__DATA FOR THIS EXERCISE__.
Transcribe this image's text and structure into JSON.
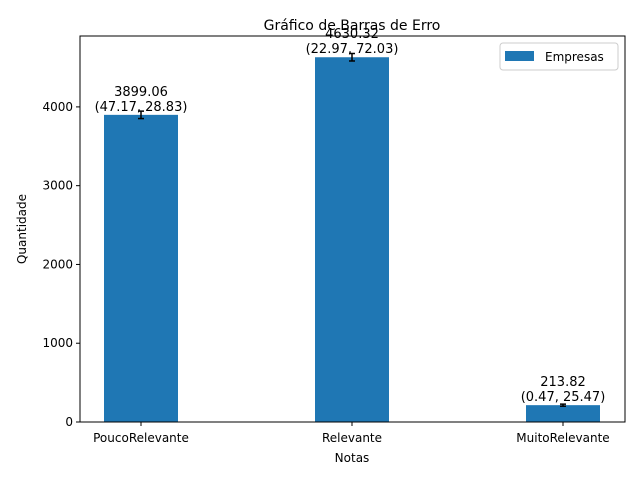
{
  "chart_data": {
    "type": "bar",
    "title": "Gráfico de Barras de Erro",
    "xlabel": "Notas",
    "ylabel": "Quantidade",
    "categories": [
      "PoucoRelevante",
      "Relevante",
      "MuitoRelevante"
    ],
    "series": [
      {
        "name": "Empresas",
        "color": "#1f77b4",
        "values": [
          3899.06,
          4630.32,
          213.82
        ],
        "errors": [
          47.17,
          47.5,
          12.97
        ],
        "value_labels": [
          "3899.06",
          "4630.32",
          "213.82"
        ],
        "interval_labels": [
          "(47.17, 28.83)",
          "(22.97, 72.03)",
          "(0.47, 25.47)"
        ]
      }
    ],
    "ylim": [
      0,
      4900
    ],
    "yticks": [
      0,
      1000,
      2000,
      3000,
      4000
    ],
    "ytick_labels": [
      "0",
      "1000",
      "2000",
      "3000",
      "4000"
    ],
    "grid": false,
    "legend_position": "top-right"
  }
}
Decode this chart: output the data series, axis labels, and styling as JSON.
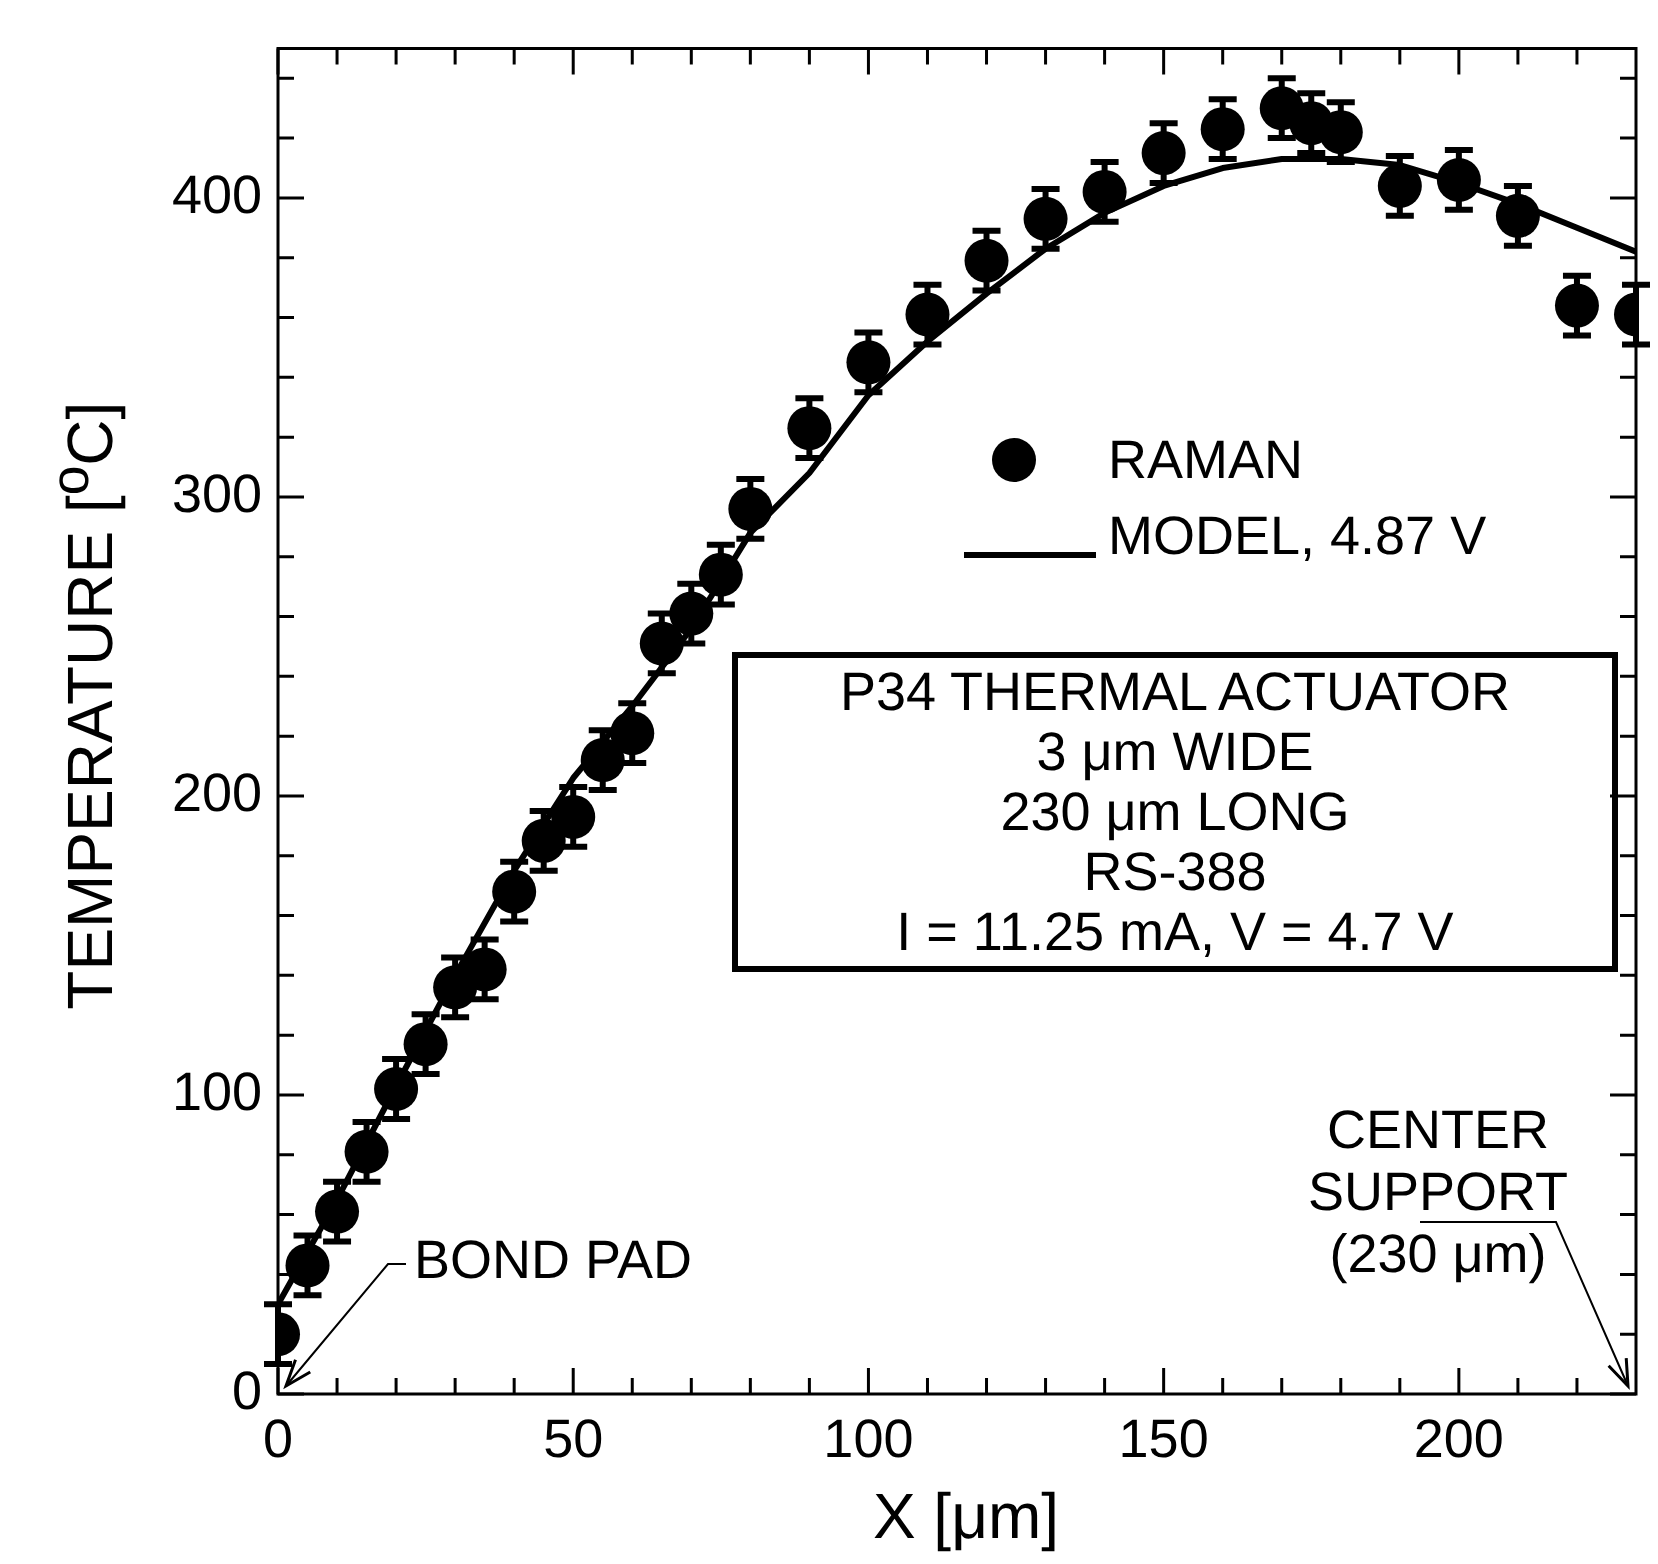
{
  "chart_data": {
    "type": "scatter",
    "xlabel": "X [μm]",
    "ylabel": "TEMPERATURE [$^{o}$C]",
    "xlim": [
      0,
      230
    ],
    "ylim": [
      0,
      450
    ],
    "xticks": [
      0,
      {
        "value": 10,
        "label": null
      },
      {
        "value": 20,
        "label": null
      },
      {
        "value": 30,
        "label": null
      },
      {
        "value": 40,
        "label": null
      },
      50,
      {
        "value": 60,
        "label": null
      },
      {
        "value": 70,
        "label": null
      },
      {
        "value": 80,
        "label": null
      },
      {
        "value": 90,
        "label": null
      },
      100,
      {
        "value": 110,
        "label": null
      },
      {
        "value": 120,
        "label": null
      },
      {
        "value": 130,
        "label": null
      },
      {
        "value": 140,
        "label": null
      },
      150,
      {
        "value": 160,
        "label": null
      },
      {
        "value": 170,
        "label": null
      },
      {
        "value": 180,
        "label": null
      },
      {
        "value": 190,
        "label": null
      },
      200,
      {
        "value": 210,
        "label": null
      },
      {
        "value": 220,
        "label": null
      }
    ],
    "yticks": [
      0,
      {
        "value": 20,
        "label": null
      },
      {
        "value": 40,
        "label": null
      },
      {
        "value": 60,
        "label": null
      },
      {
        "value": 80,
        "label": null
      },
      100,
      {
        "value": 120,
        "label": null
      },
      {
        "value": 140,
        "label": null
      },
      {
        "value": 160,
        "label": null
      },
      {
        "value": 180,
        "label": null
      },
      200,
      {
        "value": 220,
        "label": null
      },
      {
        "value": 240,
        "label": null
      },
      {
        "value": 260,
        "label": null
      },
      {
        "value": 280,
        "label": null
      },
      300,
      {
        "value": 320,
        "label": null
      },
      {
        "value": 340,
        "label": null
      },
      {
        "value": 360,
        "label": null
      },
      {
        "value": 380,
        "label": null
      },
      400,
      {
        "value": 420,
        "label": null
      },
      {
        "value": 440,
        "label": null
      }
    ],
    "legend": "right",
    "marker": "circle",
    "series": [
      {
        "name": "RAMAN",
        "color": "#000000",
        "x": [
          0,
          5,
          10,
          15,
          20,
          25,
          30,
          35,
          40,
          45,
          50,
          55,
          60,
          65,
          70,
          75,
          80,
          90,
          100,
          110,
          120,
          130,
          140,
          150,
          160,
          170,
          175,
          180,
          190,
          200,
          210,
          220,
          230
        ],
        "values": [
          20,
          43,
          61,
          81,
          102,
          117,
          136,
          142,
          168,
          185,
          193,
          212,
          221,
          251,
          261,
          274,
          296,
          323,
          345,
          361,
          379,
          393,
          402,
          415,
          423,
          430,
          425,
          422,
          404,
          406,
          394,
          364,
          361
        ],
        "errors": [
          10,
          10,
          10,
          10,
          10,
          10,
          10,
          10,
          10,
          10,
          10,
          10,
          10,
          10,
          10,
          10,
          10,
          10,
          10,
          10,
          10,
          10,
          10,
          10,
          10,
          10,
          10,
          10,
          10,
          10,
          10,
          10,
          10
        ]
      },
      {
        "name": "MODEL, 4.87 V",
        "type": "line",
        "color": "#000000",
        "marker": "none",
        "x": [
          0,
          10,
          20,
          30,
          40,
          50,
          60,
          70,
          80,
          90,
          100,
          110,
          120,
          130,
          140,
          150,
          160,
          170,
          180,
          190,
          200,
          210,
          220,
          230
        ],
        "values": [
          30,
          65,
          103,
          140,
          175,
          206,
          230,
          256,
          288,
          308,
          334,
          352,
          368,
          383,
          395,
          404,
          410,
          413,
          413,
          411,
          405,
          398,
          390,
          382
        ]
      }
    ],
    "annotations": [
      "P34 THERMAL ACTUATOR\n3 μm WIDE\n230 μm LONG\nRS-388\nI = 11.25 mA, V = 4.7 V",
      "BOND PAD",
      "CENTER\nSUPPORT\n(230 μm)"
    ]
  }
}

__THE REQUEST__. Every entry above needs to be retyped exactly; drop the pictures.

__EXERCISE OUTPUT__.
Transcribe this image's text and structure into JSON.
{
  "chart_data": {
    "type": "bar",
    "title": "Gráfico de Barras de Erro",
    "xlabel": "Notas",
    "ylabel": "Quantidade",
    "categories": [
      "PoucoRelevante",
      "Relevante",
      "MuitoRelevante"
    ],
    "series": [
      {
        "name": "Empresas",
        "color": "#1f77b4",
        "values": [
          3899.06,
          4630.32,
          213.82
        ],
        "errors": [
          47.17,
          47.5,
          12.97
        ],
        "value_labels": [
          "3899.06",
          "4630.32",
          "213.82"
        ],
        "interval_labels": [
          "(47.17, 28.83)",
          "(22.97, 72.03)",
          "(0.47, 25.47)"
        ]
      }
    ],
    "ylim": [
      0,
      4900
    ],
    "yticks": [
      0,
      1000,
      2000,
      3000,
      4000
    ],
    "ytick_labels": [
      "0",
      "1000",
      "2000",
      "3000",
      "4000"
    ],
    "grid": false,
    "legend_position": "top-right"
  }
}
Decode this chart: output the data series, axis labels, and styling as JSON.
{
  "chart_data": {
    "type": "scatter",
    "xlabel": "X [μm]",
    "ylabel": "TEMPERATURE [$^{o}$C]",
    "xlim": [
      0,
      230
    ],
    "ylim": [
      0,
      450
    ],
    "xticks": [
      0,
      {
        "value": 10,
        "label": null
      },
      {
        "value": 20,
        "label": null
      },
      {
        "value": 30,
        "label": null
      },
      {
        "value": 40,
        "label": null
      },
      50,
      {
        "value": 60,
        "label": null
      },
      {
        "value": 70,
        "label": null
      },
      {
        "value": 80,
        "label": null
      },
      {
        "value": 90,
        "label": null
      },
      100,
      {
        "value": 110,
        "label": null
      },
      {
        "value": 120,
        "label": null
      },
      {
        "value": 130,
        "label": null
      },
      {
        "value": 140,
        "label": null
      },
      150,
      {
        "value": 160,
        "label": null
      },
      {
        "value": 170,
        "label": null
      },
      {
        "value": 180,
        "label": null
      },
      {
        "value": 190,
        "label": null
      },
      200,
      {
        "value": 210,
        "label": null
      },
      {
        "value": 220,
        "label": null
      }
    ],
    "yticks": [
      0,
      {
        "value": 20,
        "label": null
      },
      {
        "value": 40,
        "label": null
      },
      {
        "value": 60,
        "label": null
      },
      {
        "value": 80,
        "label": null
      },
      100,
      {
        "value": 120,
        "label": null
      },
      {
        "value": 140,
        "label": null
      },
      {
        "value": 160,
        "label": null
      },
      {
        "value": 180,
        "label": null
      },
      200,
      {
        "value": 220,
        "label": null
      },
      {
        "value": 240,
        "label": null
      },
      {
        "value": 260,
        "label": null
      },
      {
        "value": 280,
        "label": null
      },
      300,
      {
        "value": 320,
        "label": null
      },
      {
        "value": 340,
        "label": null
      },
      {
        "value": 360,
        "label": null
      },
      {
        "value": 380,
        "label": null
      },
      400,
      {
        "value": 420,
        "label": null
      },
      {
        "value": 440,
        "label": null
      }
    ],
    "legend": "right",
    "marker": "circle",
    "series": [
      {
        "name": "RAMAN",
        "color": "#000000",
        "x": [
          0,
          5,
          10,
          15,
          20,
          25,
          30,
          35,
          40,
          45,
          50,
          55,
          60,
          65,
          70,
          75,
          80,
          90,
          100,
          110,
          120,
          130,
          140,
          150,
          160,
          170,
          175,
          180,
          190,
          200,
          210,
          220,
          230
        ],
        "values": [
          20,
          43,
          61,
          81,
          102,
          117,
          136,
          142,
          168,
          185,
          193,
          212,
          221,
          251,
          261,
          274,
          296,
          323,
          345,
          361,
          379,
          393,
          402,
          415,
          423,
          430,
          425,
          422,
          404,
          406,
          394,
          364,
          361
        ],
        "errors": [
          10,
          10,
          10,
          10,
          10,
          10,
          10,
          10,
          10,
          10,
          10,
          10,
          10,
          10,
          10,
          10,
          10,
          10,
          10,
          10,
          10,
          10,
          10,
          10,
          10,
          10,
          10,
          10,
          10,
          10,
          10,
          10,
          10
        ]
      },
      {
        "name": "MODEL, 4.87 V",
        "type": "line",
        "color": "#000000",
        "marker": "none",
        "x": [
          0,
          10,
          20,
          30,
          40,
          50,
          60,
          70,
          80,
          90,
          100,
          110,
          120,
          130,
          140,
          150,
          160,
          170,
          180,
          190,
          200,
          210,
          220,
          230
        ],
        "values": [
          30,
          65,
          103,
          140,
          175,
          206,
          230,
          256,
          288,
          308,
          334,
          352,
          368,
          383,
          395,
          404,
          410,
          413,
          413,
          411,
          405,
          398,
          390,
          382
        ]
      }
    ],
    "annotations": [
      "P34 THERMAL ACTUATOR\n3 μm WIDE\n230 μm LONG\nRS-388\nI = 11.25 mA, V = 4.7 V",
      "BOND PAD",
      "CENTER\nSUPPORT\n(230 μm)"
    ]
  }
}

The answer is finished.